— start —
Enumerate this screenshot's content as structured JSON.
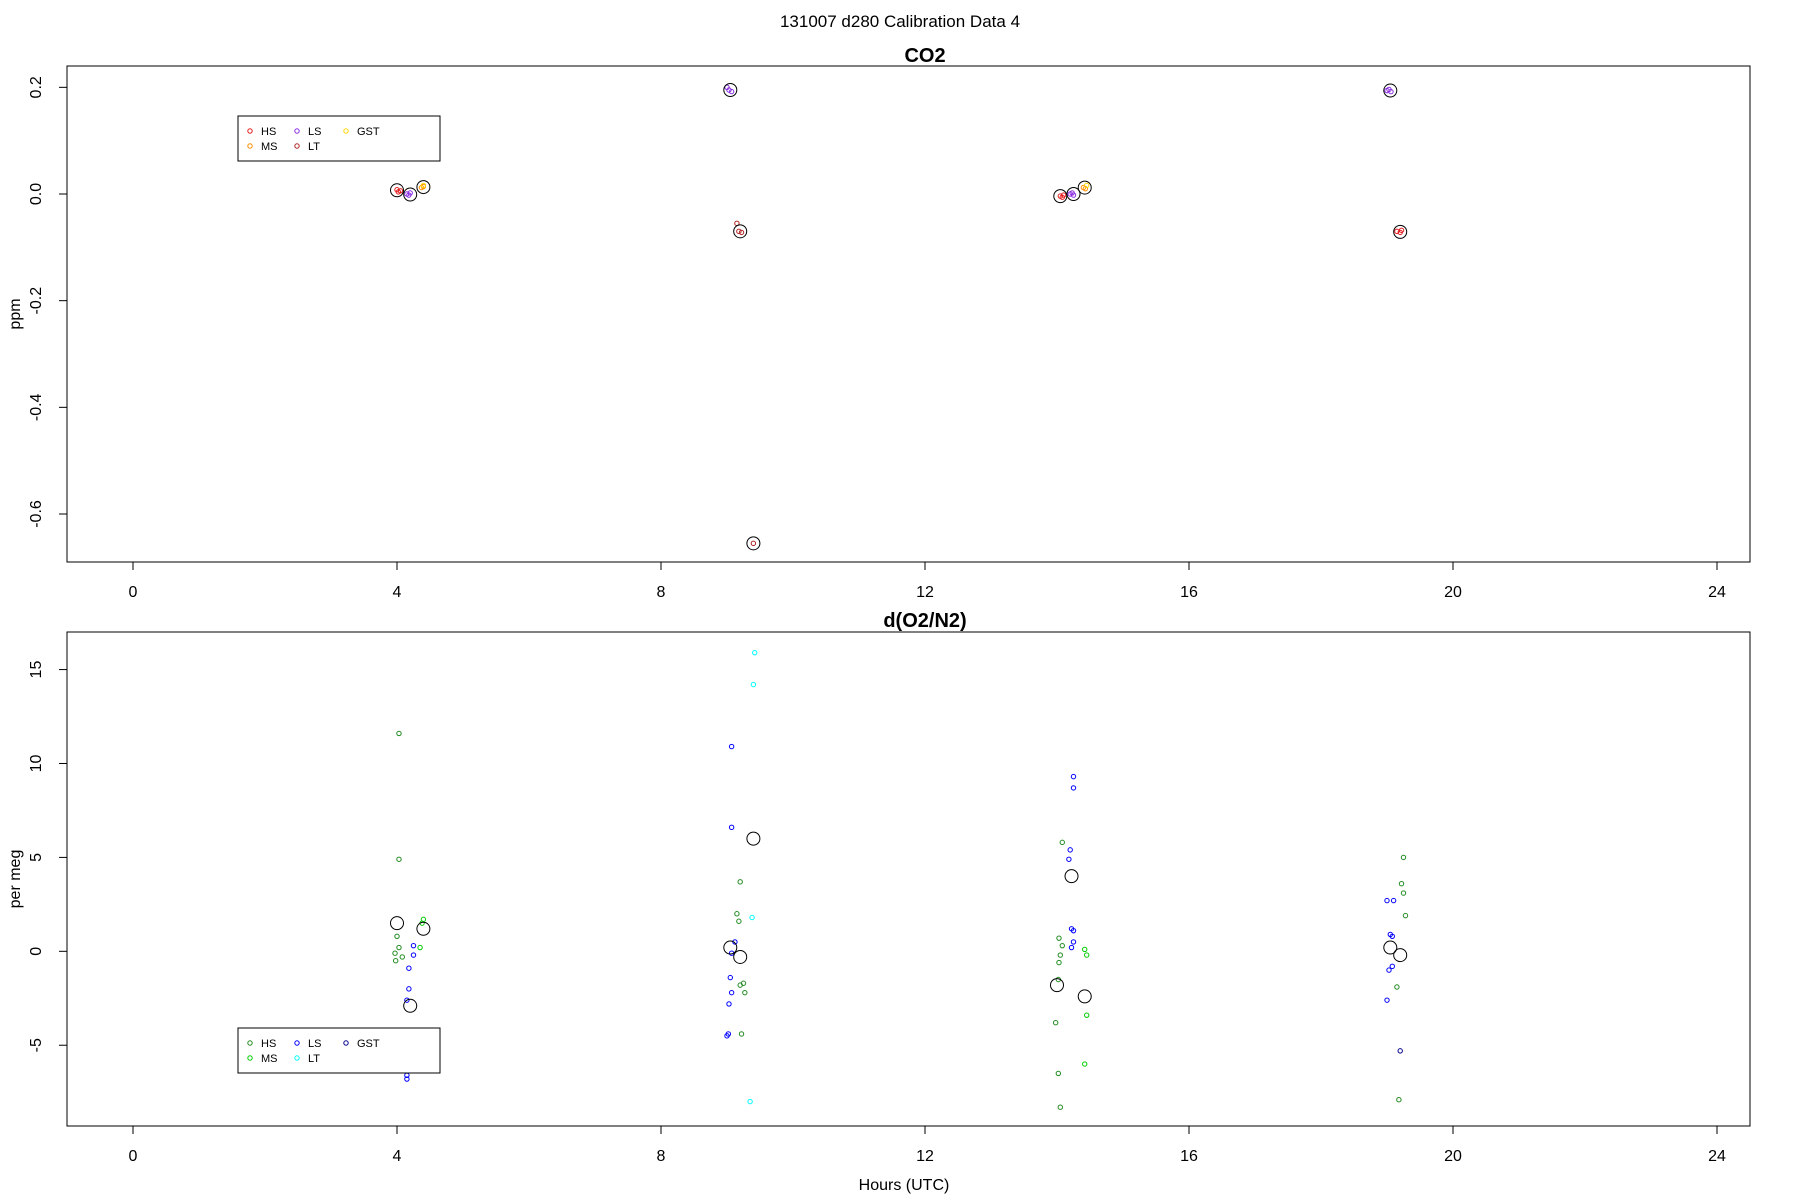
{
  "figure": {
    "suptitle": "131007   d280   Calibration Data 4",
    "xlabel": "Hours (UTC)"
  },
  "chart_data": [
    {
      "type": "scatter",
      "title": "CO2",
      "ylabel": "ppm",
      "xlabel": "",
      "xlim": [
        -1,
        24.5
      ],
      "ylim": [
        -0.69,
        0.24
      ],
      "x_ticks": [
        0,
        4,
        8,
        12,
        16,
        20,
        24
      ],
      "y_ticks": [
        0.2,
        0.0,
        -0.2,
        -0.4,
        -0.6
      ],
      "y_tick_labels": [
        "0.2",
        "0.0",
        "-0.2",
        "-0.4",
        "-0.6"
      ],
      "legend": {
        "position": "top-left",
        "entries": [
          {
            "name": "HS",
            "color": "#e31a1c"
          },
          {
            "name": "LS",
            "color": "#8a2be2"
          },
          {
            "name": "GST",
            "color": "#ffd700"
          },
          {
            "name": "MS",
            "color": "#ff8c00"
          },
          {
            "name": "LT",
            "color": "#b22222"
          }
        ]
      },
      "series": [
        {
          "name": "HS",
          "color": "#e31a1c",
          "points": [
            [
              4.0,
              0.008
            ],
            [
              4.02,
              0.004
            ],
            [
              4.05,
              0.006
            ],
            [
              14.05,
              -0.004
            ],
            [
              14.08,
              -0.006
            ],
            [
              14.1,
              -0.002
            ],
            [
              19.15,
              -0.07
            ],
            [
              19.2,
              -0.072
            ],
            [
              19.22,
              -0.068
            ]
          ]
        },
        {
          "name": "MS",
          "color": "#ff8c00",
          "points": [
            [
              4.37,
              0.012
            ],
            [
              4.4,
              0.014
            ],
            [
              14.4,
              0.012
            ],
            [
              14.43,
              0.01
            ]
          ]
        },
        {
          "name": "LS",
          "color": "#8a2be2",
          "points": [
            [
              4.15,
              0.0
            ],
            [
              4.18,
              -0.002
            ],
            [
              4.2,
              0.002
            ],
            [
              9.0,
              0.2
            ],
            [
              9.03,
              0.195
            ],
            [
              9.07,
              0.192
            ],
            [
              14.2,
              0.0
            ],
            [
              14.23,
              0.002
            ],
            [
              14.25,
              -0.002
            ],
            [
              19.0,
              0.194
            ],
            [
              19.03,
              0.196
            ],
            [
              19.06,
              0.192
            ]
          ]
        },
        {
          "name": "LT",
          "color": "#b22222",
          "points": [
            [
              9.15,
              -0.055
            ],
            [
              9.18,
              -0.07
            ],
            [
              9.22,
              -0.072
            ],
            [
              9.4,
              -0.655
            ]
          ]
        },
        {
          "name": "GST",
          "color": "#ffd700",
          "points": [
            [
              4.4,
              0.016
            ],
            [
              14.45,
              0.016
            ]
          ]
        }
      ],
      "means": {
        "color": "#000000",
        "points": [
          [
            4.0,
            0.007
          ],
          [
            4.2,
            -0.001
          ],
          [
            4.4,
            0.013
          ],
          [
            9.05,
            0.195
          ],
          [
            9.2,
            -0.07
          ],
          [
            9.4,
            -0.655
          ],
          [
            14.05,
            -0.004
          ],
          [
            14.25,
            0.0
          ],
          [
            14.42,
            0.012
          ],
          [
            19.05,
            0.194
          ],
          [
            19.2,
            -0.071
          ]
        ]
      }
    },
    {
      "type": "scatter",
      "title": "d(O2/N2)",
      "ylabel": "per meg",
      "xlabel": "Hours (UTC)",
      "xlim": [
        -1,
        24.5
      ],
      "ylim": [
        -9.3,
        17.0
      ],
      "x_ticks": [
        0,
        4,
        8,
        12,
        16,
        20,
        24
      ],
      "y_ticks": [
        15,
        10,
        5,
        0,
        -5
      ],
      "y_tick_labels": [
        "15",
        "10",
        "5",
        "0",
        "-5"
      ],
      "legend": {
        "position": "bottom-left",
        "entries": [
          {
            "name": "HS",
            "color": "#228b22"
          },
          {
            "name": "LS",
            "color": "#0000ff"
          },
          {
            "name": "GST",
            "color": "#00008b"
          },
          {
            "name": "MS",
            "color": "#00cc00"
          },
          {
            "name": "LT",
            "color": "#00ffff"
          }
        ]
      },
      "series": [
        {
          "name": "HS",
          "color": "#228b22",
          "points": [
            [
              4.03,
              11.6
            ],
            [
              4.03,
              4.9
            ],
            [
              4.0,
              0.8
            ],
            [
              3.97,
              -0.1
            ],
            [
              4.03,
              0.2
            ],
            [
              4.08,
              -0.3
            ],
            [
              3.98,
              -0.5
            ],
            [
              9.2,
              3.7
            ],
            [
              9.15,
              2.0
            ],
            [
              9.18,
              1.6
            ],
            [
              9.25,
              -1.7
            ],
            [
              9.2,
              -1.8
            ],
            [
              9.27,
              -2.2
            ],
            [
              9.22,
              -4.4
            ],
            [
              14.08,
              5.8
            ],
            [
              14.03,
              0.7
            ],
            [
              14.08,
              0.3
            ],
            [
              14.05,
              -0.2
            ],
            [
              14.03,
              -0.6
            ],
            [
              14.02,
              -1.5
            ],
            [
              13.98,
              -3.8
            ],
            [
              14.02,
              -6.5
            ],
            [
              14.05,
              -8.3
            ],
            [
              19.25,
              5.0
            ],
            [
              19.22,
              3.6
            ],
            [
              19.25,
              3.1
            ],
            [
              19.28,
              1.9
            ],
            [
              19.15,
              -1.9
            ],
            [
              19.18,
              -7.9
            ]
          ]
        },
        {
          "name": "MS",
          "color": "#00cc00",
          "points": [
            [
              4.4,
              1.7
            ],
            [
              4.38,
              1.5
            ],
            [
              4.35,
              0.2
            ],
            [
              14.42,
              0.1
            ],
            [
              14.45,
              -0.2
            ],
            [
              14.45,
              -3.4
            ],
            [
              14.42,
              -6.0
            ]
          ]
        },
        {
          "name": "LS",
          "color": "#0000ff",
          "points": [
            [
              9.07,
              10.9
            ],
            [
              9.07,
              6.6
            ],
            [
              9.12,
              0.5
            ],
            [
              9.07,
              -0.1
            ],
            [
              9.05,
              -1.4
            ],
            [
              9.07,
              -2.2
            ],
            [
              9.03,
              -2.8
            ],
            [
              9.02,
              -4.4
            ],
            [
              9.0,
              -4.5
            ],
            [
              14.25,
              9.3
            ],
            [
              14.25,
              8.7
            ],
            [
              14.2,
              5.4
            ],
            [
              14.18,
              4.9
            ],
            [
              14.22,
              1.2
            ],
            [
              14.25,
              1.1
            ],
            [
              14.25,
              0.5
            ],
            [
              14.22,
              0.2
            ],
            [
              4.25,
              0.3
            ],
            [
              4.25,
              -0.2
            ],
            [
              4.18,
              -0.9
            ],
            [
              4.18,
              -2.0
            ],
            [
              4.15,
              -2.6
            ],
            [
              4.15,
              -6.6
            ],
            [
              4.15,
              -6.8
            ],
            [
              19.0,
              2.7
            ],
            [
              19.1,
              2.7
            ],
            [
              19.05,
              0.9
            ],
            [
              19.08,
              0.8
            ],
            [
              19.08,
              -0.8
            ],
            [
              19.03,
              -1.0
            ],
            [
              19.0,
              -2.6
            ]
          ]
        },
        {
          "name": "LT",
          "color": "#00ffff",
          "points": [
            [
              9.42,
              15.9
            ],
            [
              9.4,
              14.2
            ],
            [
              9.38,
              1.8
            ],
            [
              9.35,
              -8.0
            ]
          ]
        },
        {
          "name": "GST",
          "color": "#00008b",
          "points": [
            [
              19.2,
              -5.3
            ]
          ]
        }
      ],
      "means": {
        "color": "#000000",
        "points": [
          [
            4.0,
            1.5
          ],
          [
            4.4,
            1.2
          ],
          [
            4.2,
            -2.9
          ],
          [
            9.05,
            0.2
          ],
          [
            9.2,
            -0.3
          ],
          [
            9.4,
            6.0
          ],
          [
            14.0,
            -1.8
          ],
          [
            14.22,
            4.0
          ],
          [
            14.42,
            -2.4
          ],
          [
            19.05,
            0.2
          ],
          [
            19.2,
            -0.2
          ]
        ]
      }
    }
  ]
}
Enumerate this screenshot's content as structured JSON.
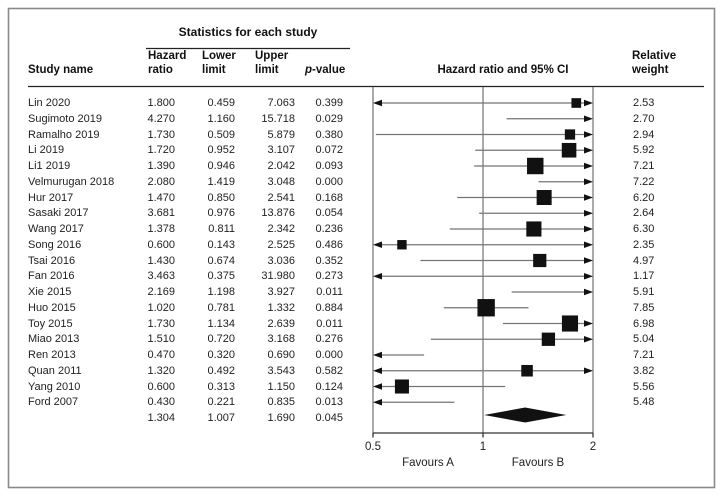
{
  "header": {
    "stats_group_label": "Statistics for each study",
    "col_study": "Study name",
    "col_hr_line1": "Hazard",
    "col_hr_line2": "ratio",
    "col_lower_line1": "Lower",
    "col_lower_line2": "limit",
    "col_upper_line1": "Upper",
    "col_upper_line2": "limit",
    "col_p_italic": "p",
    "col_p_rest": "-value",
    "col_ci": "Hazard ratio and 95% CI",
    "col_weight_line1": "Relative",
    "col_weight_line2": "weight"
  },
  "axis": {
    "tick_labels": [
      "0.5",
      "1",
      "2"
    ],
    "left_label": "Favours A",
    "right_label": "Favours B"
  },
  "colors": {
    "marker": "#111111",
    "ci_line": "#757575",
    "grid_line": "#7d7d7d",
    "rule": "#222222",
    "frame": "#8a8a8a",
    "text": "#222222"
  },
  "chart_data": {
    "type": "forest",
    "title": "Hazard ratio and 95% CI",
    "x_axis": {
      "scale": "log",
      "ticks": [
        0.5,
        1,
        2
      ],
      "range": [
        0.5,
        2
      ],
      "left_label": "Favours A",
      "right_label": "Favours B"
    },
    "columns": [
      "Study name",
      "Hazard ratio",
      "Lower limit",
      "Upper limit",
      "p-value",
      "Relative weight"
    ],
    "studies": [
      {
        "name": "Lin 2020",
        "hr": 1.8,
        "lower": 0.459,
        "upper": 7.063,
        "p": 0.399,
        "weight": 2.53
      },
      {
        "name": "Sugimoto 2019",
        "hr": 4.27,
        "lower": 1.16,
        "upper": 15.718,
        "p": 0.029,
        "weight": 2.7
      },
      {
        "name": "Ramalho 2019",
        "hr": 1.73,
        "lower": 0.509,
        "upper": 5.879,
        "p": 0.38,
        "weight": 2.94
      },
      {
        "name": "Li 2019",
        "hr": 1.72,
        "lower": 0.952,
        "upper": 3.107,
        "p": 0.072,
        "weight": 5.92
      },
      {
        "name": "Li1 2019",
        "hr": 1.39,
        "lower": 0.946,
        "upper": 2.042,
        "p": 0.093,
        "weight": 7.21
      },
      {
        "name": "Velmurugan 2018",
        "hr": 2.08,
        "lower": 1.419,
        "upper": 3.048,
        "p": 0.0,
        "weight": 7.22
      },
      {
        "name": "Hur 2017",
        "hr": 1.47,
        "lower": 0.85,
        "upper": 2.541,
        "p": 0.168,
        "weight": 6.2
      },
      {
        "name": "Sasaki 2017",
        "hr": 3.681,
        "lower": 0.976,
        "upper": 13.876,
        "p": 0.054,
        "weight": 2.64
      },
      {
        "name": "Wang 2017",
        "hr": 1.378,
        "lower": 0.811,
        "upper": 2.342,
        "p": 0.236,
        "weight": 6.3
      },
      {
        "name": "Song 2016",
        "hr": 0.6,
        "lower": 0.143,
        "upper": 2.525,
        "p": 0.486,
        "weight": 2.35
      },
      {
        "name": "Tsai 2016",
        "hr": 1.43,
        "lower": 0.674,
        "upper": 3.036,
        "p": 0.352,
        "weight": 4.97
      },
      {
        "name": "Fan 2016",
        "hr": 3.463,
        "lower": 0.375,
        "upper": 31.98,
        "p": 0.273,
        "weight": 1.17
      },
      {
        "name": "Xie 2015",
        "hr": 2.169,
        "lower": 1.198,
        "upper": 3.927,
        "p": 0.011,
        "weight": 5.91
      },
      {
        "name": "Huo 2015",
        "hr": 1.02,
        "lower": 0.781,
        "upper": 1.332,
        "p": 0.884,
        "weight": 7.85
      },
      {
        "name": "Toy 2015",
        "hr": 1.73,
        "lower": 1.134,
        "upper": 2.639,
        "p": 0.011,
        "weight": 6.98
      },
      {
        "name": "Miao 2013",
        "hr": 1.51,
        "lower": 0.72,
        "upper": 3.168,
        "p": 0.276,
        "weight": 5.04
      },
      {
        "name": "Ren 2013",
        "hr": 0.47,
        "lower": 0.32,
        "upper": 0.69,
        "p": 0.0,
        "weight": 7.21
      },
      {
        "name": "Quan 2011",
        "hr": 1.32,
        "lower": 0.492,
        "upper": 3.543,
        "p": 0.582,
        "weight": 3.82
      },
      {
        "name": "Yang 2010",
        "hr": 0.6,
        "lower": 0.313,
        "upper": 1.15,
        "p": 0.124,
        "weight": 5.56
      },
      {
        "name": "Ford 2007",
        "hr": 0.43,
        "lower": 0.221,
        "upper": 0.835,
        "p": 0.013,
        "weight": 5.48
      }
    ],
    "summary": {
      "hr": 1.304,
      "lower": 1.007,
      "upper": 1.69,
      "p": 0.045
    }
  }
}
— end —
TASK GOAL ->
Report the number of lines in the listing where the string "position" appears, and nothing besides.

THE ANSWER ->
2